Document excerpt section start

The most common complication with microvascular surgeries is venous congestion or thrombosis after microvascular anastomosis. Venous congestion can occur any time there is an imbalance between arterial inflow and venous outflow, which results in stasis of the blood in the affected area. Decreases in venous outflow can occur with constrictive wounds because of damage to venous structures during interventional radiography procedures or during reconstruction or replantation procedures because of the thin walls of the low capacitance veins, which are easily collapsed or torn. That results in decreased tissue perfusion, which can cause local hypoxia, acidosis, arterial thrombus formation and tissue necrosis. Venous congestion leads to classic physical signs such as a bluish color, edema, brisk capillary return and warmth in the tissue (Figures 2 and 3). Venous congestion is so common in the surgical replantation of auricles that it is considered by some to be an accompanying symptom rather than a complication.
Medicinal leech therapy helps remove venous blood, which reduces the capillary filling pressure, so that damaged veins have time to recover and arterial capillary beds can reperfuse. Leech therapy is especially helpful with auricular replantation because of the challenging aspect of finding and reconnecting vessels of this size and the risk of damage to vessels during attempts at anastomosis. This difficulty is mirrored in many veterinary reconstructive techniques, as microvascular surgical techniques can be extremely difficult if not impossible in small animals.
Clinical uses in veterinary medicine
In veterinary medicine, there is one case report describing the use of leeches in treating polycythemia vera in a cat. Another case report describes using leeches in the treatment of a constrictive wound in a cat.4,5 The more recent case report also includes a detailed description of the biology of leeches, their clinical uses and application recommendations in small animals.
To see how medicinal leeching helped one cat, see Leech application to treat toe swelling in a cat. For a guide to leeching, see Veterinary medicinal leech therapy: Application, monitoring, complications. And to see leeches in action, see Videos of medicinal leechs in action.

Document excerpt section end

| Work instruction 1 |
Answer these questions from the leech therapy text:
(a) What is the most common complication with microvascular surgeries?
(b) What condition was treated with leeches in a cat in one veterinary case report?
(c) What feature of the low capacitance veins makes them easily collapsed or torn?
| Work instruction 2 |
Decide whether each statement agrees with the leech therapy text. Answer yes or no and quote the words that settle it.
(a) Tissue with venous congestion appears pale and feels cool.
(b) Leech therapy lowers the capillary filling pressure.
(c) The more recent veterinary case report describes the biology of leeches.
| Work instruction 3 |
Set down the part of the leech therapy text that begins at the words "To see how medicinal" and ends after "leechs in action.", copying it word for word.
The records come from a different source than the text.

Data under study section start

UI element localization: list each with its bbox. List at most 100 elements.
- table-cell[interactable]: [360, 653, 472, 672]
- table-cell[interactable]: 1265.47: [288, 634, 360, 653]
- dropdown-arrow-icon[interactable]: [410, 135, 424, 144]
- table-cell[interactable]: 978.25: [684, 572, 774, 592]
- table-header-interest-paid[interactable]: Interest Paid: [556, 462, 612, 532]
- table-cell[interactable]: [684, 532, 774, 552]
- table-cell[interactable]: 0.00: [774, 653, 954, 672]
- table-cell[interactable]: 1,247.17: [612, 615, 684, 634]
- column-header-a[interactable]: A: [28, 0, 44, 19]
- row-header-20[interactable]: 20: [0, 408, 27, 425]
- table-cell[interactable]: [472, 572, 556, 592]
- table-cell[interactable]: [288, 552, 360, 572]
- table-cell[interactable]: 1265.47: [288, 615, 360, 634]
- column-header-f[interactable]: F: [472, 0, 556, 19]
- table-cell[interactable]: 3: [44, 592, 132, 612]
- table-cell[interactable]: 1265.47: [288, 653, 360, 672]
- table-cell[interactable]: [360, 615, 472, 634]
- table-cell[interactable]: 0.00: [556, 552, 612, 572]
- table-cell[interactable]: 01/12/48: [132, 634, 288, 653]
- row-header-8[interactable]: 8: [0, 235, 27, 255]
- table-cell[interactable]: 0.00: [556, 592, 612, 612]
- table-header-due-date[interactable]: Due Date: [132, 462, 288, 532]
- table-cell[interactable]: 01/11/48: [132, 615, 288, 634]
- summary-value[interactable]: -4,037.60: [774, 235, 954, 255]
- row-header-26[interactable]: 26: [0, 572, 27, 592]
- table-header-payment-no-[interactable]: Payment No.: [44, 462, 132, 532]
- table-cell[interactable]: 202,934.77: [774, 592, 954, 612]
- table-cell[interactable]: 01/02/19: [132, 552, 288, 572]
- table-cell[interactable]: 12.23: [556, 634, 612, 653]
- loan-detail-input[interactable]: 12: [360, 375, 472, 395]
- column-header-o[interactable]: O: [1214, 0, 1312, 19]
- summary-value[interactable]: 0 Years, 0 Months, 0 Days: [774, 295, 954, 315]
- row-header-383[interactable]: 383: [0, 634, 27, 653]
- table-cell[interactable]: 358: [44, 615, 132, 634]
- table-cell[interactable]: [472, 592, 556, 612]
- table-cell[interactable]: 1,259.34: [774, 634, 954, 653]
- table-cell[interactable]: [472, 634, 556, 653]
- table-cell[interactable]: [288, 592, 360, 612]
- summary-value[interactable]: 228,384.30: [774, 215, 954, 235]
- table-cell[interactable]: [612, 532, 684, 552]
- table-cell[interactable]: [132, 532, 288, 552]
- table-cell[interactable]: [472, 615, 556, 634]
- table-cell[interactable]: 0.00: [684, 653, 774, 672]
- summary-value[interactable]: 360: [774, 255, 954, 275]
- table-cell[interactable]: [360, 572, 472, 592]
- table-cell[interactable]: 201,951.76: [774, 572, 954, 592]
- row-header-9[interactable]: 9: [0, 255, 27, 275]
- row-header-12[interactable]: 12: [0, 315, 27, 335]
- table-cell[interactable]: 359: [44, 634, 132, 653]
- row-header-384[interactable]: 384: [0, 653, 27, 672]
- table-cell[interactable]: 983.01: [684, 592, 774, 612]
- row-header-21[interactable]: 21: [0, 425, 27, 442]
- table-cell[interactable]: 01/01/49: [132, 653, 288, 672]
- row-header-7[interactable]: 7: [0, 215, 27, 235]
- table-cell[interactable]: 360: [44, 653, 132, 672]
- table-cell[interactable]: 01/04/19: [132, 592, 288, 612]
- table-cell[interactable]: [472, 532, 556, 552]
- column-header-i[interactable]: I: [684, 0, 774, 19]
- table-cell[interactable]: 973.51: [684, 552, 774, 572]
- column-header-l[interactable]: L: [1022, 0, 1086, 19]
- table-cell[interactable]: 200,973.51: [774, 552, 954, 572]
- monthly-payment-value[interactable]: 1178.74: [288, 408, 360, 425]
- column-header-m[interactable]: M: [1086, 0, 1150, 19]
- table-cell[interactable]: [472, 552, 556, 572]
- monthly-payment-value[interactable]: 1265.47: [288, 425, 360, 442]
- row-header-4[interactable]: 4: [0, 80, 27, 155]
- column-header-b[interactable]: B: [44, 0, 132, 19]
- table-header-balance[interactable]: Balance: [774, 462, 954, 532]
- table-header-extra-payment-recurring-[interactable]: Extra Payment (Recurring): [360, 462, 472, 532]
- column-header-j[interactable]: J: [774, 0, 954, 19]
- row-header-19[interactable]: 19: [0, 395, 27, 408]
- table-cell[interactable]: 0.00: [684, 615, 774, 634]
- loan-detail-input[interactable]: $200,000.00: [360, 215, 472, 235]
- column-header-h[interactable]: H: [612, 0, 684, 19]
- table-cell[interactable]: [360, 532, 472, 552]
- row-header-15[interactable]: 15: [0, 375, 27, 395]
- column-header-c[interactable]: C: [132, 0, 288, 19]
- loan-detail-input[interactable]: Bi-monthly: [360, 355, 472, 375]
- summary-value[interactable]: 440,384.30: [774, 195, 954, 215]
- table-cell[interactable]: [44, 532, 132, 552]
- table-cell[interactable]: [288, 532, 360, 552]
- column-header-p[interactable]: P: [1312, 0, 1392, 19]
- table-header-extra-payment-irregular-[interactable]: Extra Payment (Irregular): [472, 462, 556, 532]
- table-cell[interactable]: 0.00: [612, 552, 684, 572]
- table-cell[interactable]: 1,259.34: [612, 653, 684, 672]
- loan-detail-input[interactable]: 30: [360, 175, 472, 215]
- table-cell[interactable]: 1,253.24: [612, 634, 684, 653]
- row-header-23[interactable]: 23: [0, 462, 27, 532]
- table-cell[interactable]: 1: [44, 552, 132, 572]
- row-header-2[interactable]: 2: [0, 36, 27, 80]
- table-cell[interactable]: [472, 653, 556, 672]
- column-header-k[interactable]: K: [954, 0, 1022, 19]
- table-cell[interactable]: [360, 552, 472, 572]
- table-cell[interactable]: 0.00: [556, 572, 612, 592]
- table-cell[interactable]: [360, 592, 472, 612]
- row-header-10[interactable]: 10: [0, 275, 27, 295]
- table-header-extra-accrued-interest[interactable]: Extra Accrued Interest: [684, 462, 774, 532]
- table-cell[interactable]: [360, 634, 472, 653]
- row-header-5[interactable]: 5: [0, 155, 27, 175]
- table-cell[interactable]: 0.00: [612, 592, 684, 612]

Data under study section end

| Written answer 1 |
(a) Venous congestion or thrombosis after microvascular anastomosis.
(b) Polycythemia vera.
(c) Their thin walls.

| Written answer 2 |
(a) No: "a bluish color, edema, brisk capillary return and warmth in the tissue"
(b) Yes: "Medicinal leech therapy helps remove venous blood, which reduces the capillary filling pressure"
(c) Yes: "The more recent case report also includes a detailed description of the biology of leeches"

| Written answer 3 |
To see how medicinal leeching helped one cat, see Leech application to treat toe swelling in a cat. For a guide to leeching, see Veterinary medicinal leech therapy: Application, monitoring, complications. And to see leeches in action, see Videos of medicinal leechs in action.